Requirements
Look at the entries below and reproduce them exactly.

+===+

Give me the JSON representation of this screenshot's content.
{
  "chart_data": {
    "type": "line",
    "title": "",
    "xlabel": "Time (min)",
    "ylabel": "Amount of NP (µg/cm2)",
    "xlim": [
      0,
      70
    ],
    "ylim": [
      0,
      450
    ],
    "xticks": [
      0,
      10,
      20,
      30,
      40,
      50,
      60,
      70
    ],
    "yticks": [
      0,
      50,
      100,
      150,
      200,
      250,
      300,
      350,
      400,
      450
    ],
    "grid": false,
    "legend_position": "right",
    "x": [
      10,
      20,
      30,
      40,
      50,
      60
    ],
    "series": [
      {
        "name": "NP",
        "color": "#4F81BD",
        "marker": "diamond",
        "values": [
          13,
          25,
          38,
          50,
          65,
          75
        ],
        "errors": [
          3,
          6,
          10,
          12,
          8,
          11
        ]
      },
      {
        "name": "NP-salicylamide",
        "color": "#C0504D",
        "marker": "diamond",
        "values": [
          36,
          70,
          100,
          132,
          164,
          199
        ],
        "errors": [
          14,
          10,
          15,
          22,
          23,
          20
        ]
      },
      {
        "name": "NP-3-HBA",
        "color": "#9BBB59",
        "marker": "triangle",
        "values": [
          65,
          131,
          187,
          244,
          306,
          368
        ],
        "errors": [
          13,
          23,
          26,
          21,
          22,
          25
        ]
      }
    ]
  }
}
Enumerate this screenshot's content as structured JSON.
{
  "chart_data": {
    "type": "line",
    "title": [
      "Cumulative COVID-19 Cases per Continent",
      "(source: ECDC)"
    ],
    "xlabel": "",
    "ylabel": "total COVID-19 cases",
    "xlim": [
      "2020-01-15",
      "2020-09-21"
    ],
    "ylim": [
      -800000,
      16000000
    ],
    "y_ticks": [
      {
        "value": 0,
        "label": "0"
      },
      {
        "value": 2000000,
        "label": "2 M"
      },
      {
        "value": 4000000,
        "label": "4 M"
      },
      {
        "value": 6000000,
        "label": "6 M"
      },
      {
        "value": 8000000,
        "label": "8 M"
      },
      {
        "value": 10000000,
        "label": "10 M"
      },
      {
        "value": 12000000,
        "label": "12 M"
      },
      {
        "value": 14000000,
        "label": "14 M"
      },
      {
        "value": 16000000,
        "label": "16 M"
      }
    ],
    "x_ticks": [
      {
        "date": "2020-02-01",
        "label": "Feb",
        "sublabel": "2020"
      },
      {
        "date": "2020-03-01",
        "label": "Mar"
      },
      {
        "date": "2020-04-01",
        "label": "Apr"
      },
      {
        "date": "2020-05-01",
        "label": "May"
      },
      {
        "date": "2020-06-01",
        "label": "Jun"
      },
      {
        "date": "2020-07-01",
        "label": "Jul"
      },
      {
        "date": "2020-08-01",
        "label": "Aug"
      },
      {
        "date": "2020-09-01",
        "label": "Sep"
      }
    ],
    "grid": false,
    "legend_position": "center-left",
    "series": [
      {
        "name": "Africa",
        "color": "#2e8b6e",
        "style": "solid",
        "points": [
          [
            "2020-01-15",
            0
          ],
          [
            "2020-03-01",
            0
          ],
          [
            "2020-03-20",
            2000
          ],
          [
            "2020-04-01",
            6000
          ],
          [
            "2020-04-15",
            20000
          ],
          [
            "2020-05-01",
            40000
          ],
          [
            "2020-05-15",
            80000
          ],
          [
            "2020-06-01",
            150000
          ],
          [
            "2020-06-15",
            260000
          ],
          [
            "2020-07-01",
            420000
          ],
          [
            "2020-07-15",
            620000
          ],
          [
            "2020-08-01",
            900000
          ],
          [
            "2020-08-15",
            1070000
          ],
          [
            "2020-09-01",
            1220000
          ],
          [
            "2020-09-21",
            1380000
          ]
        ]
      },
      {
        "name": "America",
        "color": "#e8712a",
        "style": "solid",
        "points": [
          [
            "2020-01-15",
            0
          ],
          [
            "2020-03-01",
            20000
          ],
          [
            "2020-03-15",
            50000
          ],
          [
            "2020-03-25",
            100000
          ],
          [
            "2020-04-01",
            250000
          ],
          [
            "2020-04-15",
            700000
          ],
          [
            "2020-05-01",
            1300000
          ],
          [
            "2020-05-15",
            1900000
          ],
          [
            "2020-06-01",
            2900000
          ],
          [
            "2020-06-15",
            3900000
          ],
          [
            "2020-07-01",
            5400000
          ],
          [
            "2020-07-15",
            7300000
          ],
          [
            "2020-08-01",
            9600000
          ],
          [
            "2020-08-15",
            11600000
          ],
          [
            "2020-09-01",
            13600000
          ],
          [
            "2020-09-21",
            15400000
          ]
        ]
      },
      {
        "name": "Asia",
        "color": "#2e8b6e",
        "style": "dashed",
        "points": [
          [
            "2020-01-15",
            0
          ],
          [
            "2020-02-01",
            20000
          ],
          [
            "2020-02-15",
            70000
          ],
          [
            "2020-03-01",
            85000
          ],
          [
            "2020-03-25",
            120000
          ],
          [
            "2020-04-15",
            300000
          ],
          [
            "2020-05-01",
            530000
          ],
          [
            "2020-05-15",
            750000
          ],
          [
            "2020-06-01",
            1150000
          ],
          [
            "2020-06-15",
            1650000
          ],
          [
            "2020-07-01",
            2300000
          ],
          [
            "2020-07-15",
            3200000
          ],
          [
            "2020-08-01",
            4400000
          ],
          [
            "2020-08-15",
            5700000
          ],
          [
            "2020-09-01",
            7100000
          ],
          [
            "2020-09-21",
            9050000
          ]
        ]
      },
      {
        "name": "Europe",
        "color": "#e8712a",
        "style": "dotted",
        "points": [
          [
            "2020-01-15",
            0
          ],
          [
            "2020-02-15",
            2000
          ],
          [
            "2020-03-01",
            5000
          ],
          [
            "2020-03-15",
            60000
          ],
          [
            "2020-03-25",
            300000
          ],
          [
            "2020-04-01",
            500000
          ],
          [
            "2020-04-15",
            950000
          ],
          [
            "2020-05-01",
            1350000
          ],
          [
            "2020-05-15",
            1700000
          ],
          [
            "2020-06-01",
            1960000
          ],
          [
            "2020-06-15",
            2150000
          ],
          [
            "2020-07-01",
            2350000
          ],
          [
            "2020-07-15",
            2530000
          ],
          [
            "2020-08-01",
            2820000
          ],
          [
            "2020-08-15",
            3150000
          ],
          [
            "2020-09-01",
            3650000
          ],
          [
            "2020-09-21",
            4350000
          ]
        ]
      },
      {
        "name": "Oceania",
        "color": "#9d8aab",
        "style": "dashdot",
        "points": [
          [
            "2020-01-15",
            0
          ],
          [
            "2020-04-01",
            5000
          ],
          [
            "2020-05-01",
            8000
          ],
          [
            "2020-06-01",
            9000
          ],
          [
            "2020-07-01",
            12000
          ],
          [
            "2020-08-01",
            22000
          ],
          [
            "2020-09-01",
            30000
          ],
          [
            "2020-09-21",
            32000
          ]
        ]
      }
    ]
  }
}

+===+

Reply to the exercise
Give me the JSON representation of this screenshot's content.
{
  "chart_data": {
    "type": "line",
    "title": "",
    "xlabel": "Time (min)",
    "ylabel": "Amount of NP (µg/cm2)",
    "xlim": [
      0,
      70
    ],
    "ylim": [
      0,
      450
    ],
    "xticks": [
      0,
      10,
      20,
      30,
      40,
      50,
      60,
      70
    ],
    "yticks": [
      0,
      50,
      100,
      150,
      200,
      250,
      300,
      350,
      400,
      450
    ],
    "grid": false,
    "legend_position": "right",
    "x": [
      10,
      20,
      30,
      40,
      50,
      60
    ],
    "series": [
      {
        "name": "NP",
        "color": "#4F81BD",
        "marker": "diamond",
        "values": [
          13,
          25,
          38,
          50,
          65,
          75
        ],
        "errors": [
          3,
          6,
          10,
          12,
          8,
          11
        ]
      },
      {
        "name": "NP-salicylamide",
        "color": "#C0504D",
        "marker": "diamond",
        "values": [
          36,
          70,
          100,
          132,
          164,
          199
        ],
        "errors": [
          14,
          10,
          15,
          22,
          23,
          20
        ]
      },
      {
        "name": "NP-3-HBA",
        "color": "#9BBB59",
        "marker": "triangle",
        "values": [
          65,
          131,
          187,
          244,
          306,
          368
        ],
        "errors": [
          13,
          23,
          26,
          21,
          22,
          25
        ]
      }
    ]
  }
}
Enumerate this screenshot's content as structured JSON.
{
  "chart_data": {
    "type": "line",
    "title": [
      "Cumulative COVID-19 Cases per Continent",
      "(source: ECDC)"
    ],
    "xlabel": "",
    "ylabel": "total COVID-19 cases",
    "xlim": [
      "2020-01-15",
      "2020-09-21"
    ],
    "ylim": [
      -800000,
      16000000
    ],
    "y_ticks": [
      {
        "value": 0,
        "label": "0"
      },
      {
        "value": 2000000,
        "label": "2 M"
      },
      {
        "value": 4000000,
        "label": "4 M"
      },
      {
        "value": 6000000,
        "label": "6 M"
      },
      {
        "value": 8000000,
        "label": "8 M"
      },
      {
        "value": 10000000,
        "label": "10 M"
      },
      {
        "value": 12000000,
        "label": "12 M"
      },
      {
        "value": 14000000,
        "label": "14 M"
      },
      {
        "value": 16000000,
        "label": "16 M"
      }
    ],
    "x_ticks": [
      {
        "date": "2020-02-01",
        "label": "Feb",
        "sublabel": "2020"
      },
      {
        "date": "2020-03-01",
        "label": "Mar"
      },
      {
        "date": "2020-04-01",
        "label": "Apr"
      },
      {
        "date": "2020-05-01",
        "label": "May"
      },
      {
        "date": "2020-06-01",
        "label": "Jun"
      },
      {
        "date": "2020-07-01",
        "label": "Jul"
      },
      {
        "date": "2020-08-01",
        "label": "Aug"
      },
      {
        "date": "2020-09-01",
        "label": "Sep"
      }
    ],
    "grid": false,
    "legend_position": "center-left",
    "series": [
      {
        "name": "Africa",
        "color": "#2e8b6e",
        "style": "solid",
        "points": [
          [
            "2020-01-15",
            0
          ],
          [
            "2020-03-01",
            0
          ],
          [
            "2020-03-20",
            2000
          ],
          [
            "2020-04-01",
            6000
          ],
          [
            "2020-04-15",
            20000
          ],
          [
            "2020-05-01",
            40000
          ],
          [
            "2020-05-15",
            80000
          ],
          [
            "2020-06-01",
            150000
          ],
          [
            "2020-06-15",
            260000
          ],
          [
            "2020-07-01",
            420000
          ],
          [
            "2020-07-15",
            620000
          ],
          [
            "2020-08-01",
            900000
          ],
          [
            "2020-08-15",
            1070000
          ],
          [
            "2020-09-01",
            1220000
          ],
          [
            "2020-09-21",
            1380000
          ]
        ]
      },
      {
        "name": "America",
        "color": "#e8712a",
        "style": "solid",
        "points": [
          [
            "2020-01-15",
            0
          ],
          [
            "2020-03-01",
            20000
          ],
          [
            "2020-03-15",
            50000
          ],
          [
            "2020-03-25",
            100000
          ],
          [
            "2020-04-01",
            250000
          ],
          [
            "2020-04-15",
            700000
          ],
          [
            "2020-05-01",
            1300000
          ],
          [
            "2020-05-15",
            1900000
          ],
          [
            "2020-06-01",
            2900000
          ],
          [
            "2020-06-15",
            3900000
          ],
          [
            "2020-07-01",
            5400000
          ],
          [
            "2020-07-15",
            7300000
          ],
          [
            "2020-08-01",
            9600000
          ],
          [
            "2020-08-15",
            11600000
          ],
          [
            "2020-09-01",
            13600000
          ],
          [
            "2020-09-21",
            15400000
          ]
        ]
      },
      {
        "name": "Asia",
        "color": "#2e8b6e",
        "style": "dashed",
        "points": [
          [
            "2020-01-15",
            0
          ],
          [
            "2020-02-01",
            20000
          ],
          [
            "2020-02-15",
            70000
          ],
          [
            "2020-03-01",
            85000
          ],
          [
            "2020-03-25",
            120000
          ],
          [
            "2020-04-15",
            300000
          ],
          [
            "2020-05-01",
            530000
          ],
          [
            "2020-05-15",
            750000
          ],
          [
            "2020-06-01",
            1150000
          ],
          [
            "2020-06-15",
            1650000
          ],
          [
            "2020-07-01",
            2300000
          ],
          [
            "2020-07-15",
            3200000
          ],
          [
            "2020-08-01",
            4400000
          ],
          [
            "2020-08-15",
            5700000
          ],
          [
            "2020-09-01",
            7100000
          ],
          [
            "2020-09-21",
            9050000
          ]
        ]
      },
      {
        "name": "Europe",
        "color": "#e8712a",
        "style": "dotted",
        "points": [
          [
            "2020-01-15",
            0
          ],
          [
            "2020-02-15",
            2000
          ],
          [
            "2020-03-01",
            5000
          ],
          [
            "2020-03-15",
            60000
          ],
          [
            "2020-03-25",
            300000
          ],
          [
            "2020-04-01",
            500000
          ],
          [
            "2020-04-15",
            950000
          ],
          [
            "2020-05-01",
            1350000
          ],
          [
            "2020-05-15",
            1700000
          ],
          [
            "2020-06-01",
            1960000
          ],
          [
            "2020-06-15",
            2150000
          ],
          [
            "2020-07-01",
            2350000
          ],
          [
            "2020-07-15",
            2530000
          ],
          [
            "2020-08-01",
            2820000
          ],
          [
            "2020-08-15",
            3150000
          ],
          [
            "2020-09-01",
            3650000
          ],
          [
            "2020-09-21",
            4350000
          ]
        ]
      },
      {
        "name": "Oceania",
        "color": "#9d8aab",
        "style": "dashdot",
        "points": [
          [
            "2020-01-15",
            0
          ],
          [
            "2020-04-01",
            5000
          ],
          [
            "2020-05-01",
            8000
          ],
          [
            "2020-06-01",
            9000
          ],
          [
            "2020-07-01",
            12000
          ],
          [
            "2020-08-01",
            22000
          ],
          [
            "2020-09-01",
            30000
          ],
          [
            "2020-09-21",
            32000
          ]
        ]
      }
    ]
  }
}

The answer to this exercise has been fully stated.